▸ EXERCISE AIM
What follows is a listing. Return every line of it exactly.

▸ RECORDS PROVIDED
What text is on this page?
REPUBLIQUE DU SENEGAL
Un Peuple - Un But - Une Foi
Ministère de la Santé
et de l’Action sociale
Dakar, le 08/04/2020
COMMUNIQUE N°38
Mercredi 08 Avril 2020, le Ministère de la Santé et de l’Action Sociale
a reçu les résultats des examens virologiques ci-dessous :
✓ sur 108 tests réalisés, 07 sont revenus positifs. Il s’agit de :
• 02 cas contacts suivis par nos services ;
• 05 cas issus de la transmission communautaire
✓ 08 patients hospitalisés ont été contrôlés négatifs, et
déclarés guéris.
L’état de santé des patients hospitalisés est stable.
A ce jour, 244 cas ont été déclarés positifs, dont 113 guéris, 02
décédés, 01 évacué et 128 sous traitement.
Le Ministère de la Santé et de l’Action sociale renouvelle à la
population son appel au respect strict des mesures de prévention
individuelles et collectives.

▸ WRITTEN RESPONSE
What text is on this page?
REPUBLIQUE DU SENEGAL
Un Peuple - Un But - Une Foi
Ministère de la Santé
et de l’Action sociale
Dakar, le 08/04/2020
COMMUNIQUE N°38
Mercredi 08 Avril 2020, le Ministère de la Santé et de l’Action Sociale
a reçu les résultats des examens virologiques ci-dessous :
✓ sur 108 tests réalisés, 07 sont revenus positifs. Il s’agit de :
• 02 cas contacts suivis par nos services ;
• 05 cas issus de la transmission communautaire
✓ 08 patients hospitalisés ont été contrôlés négatifs, et
déclarés guéris.
L’état de santé des patients hospitalisés est stable.
A ce jour, 244 cas ont été déclarés positifs, dont 113 guéris, 02
décédés, 01 évacué et 128 sous traitement.
Le Ministère de la Santé et de l’Action sociale renouvelle à la
population son appel au respect strict des mesures de prévention
individuelles et collectives.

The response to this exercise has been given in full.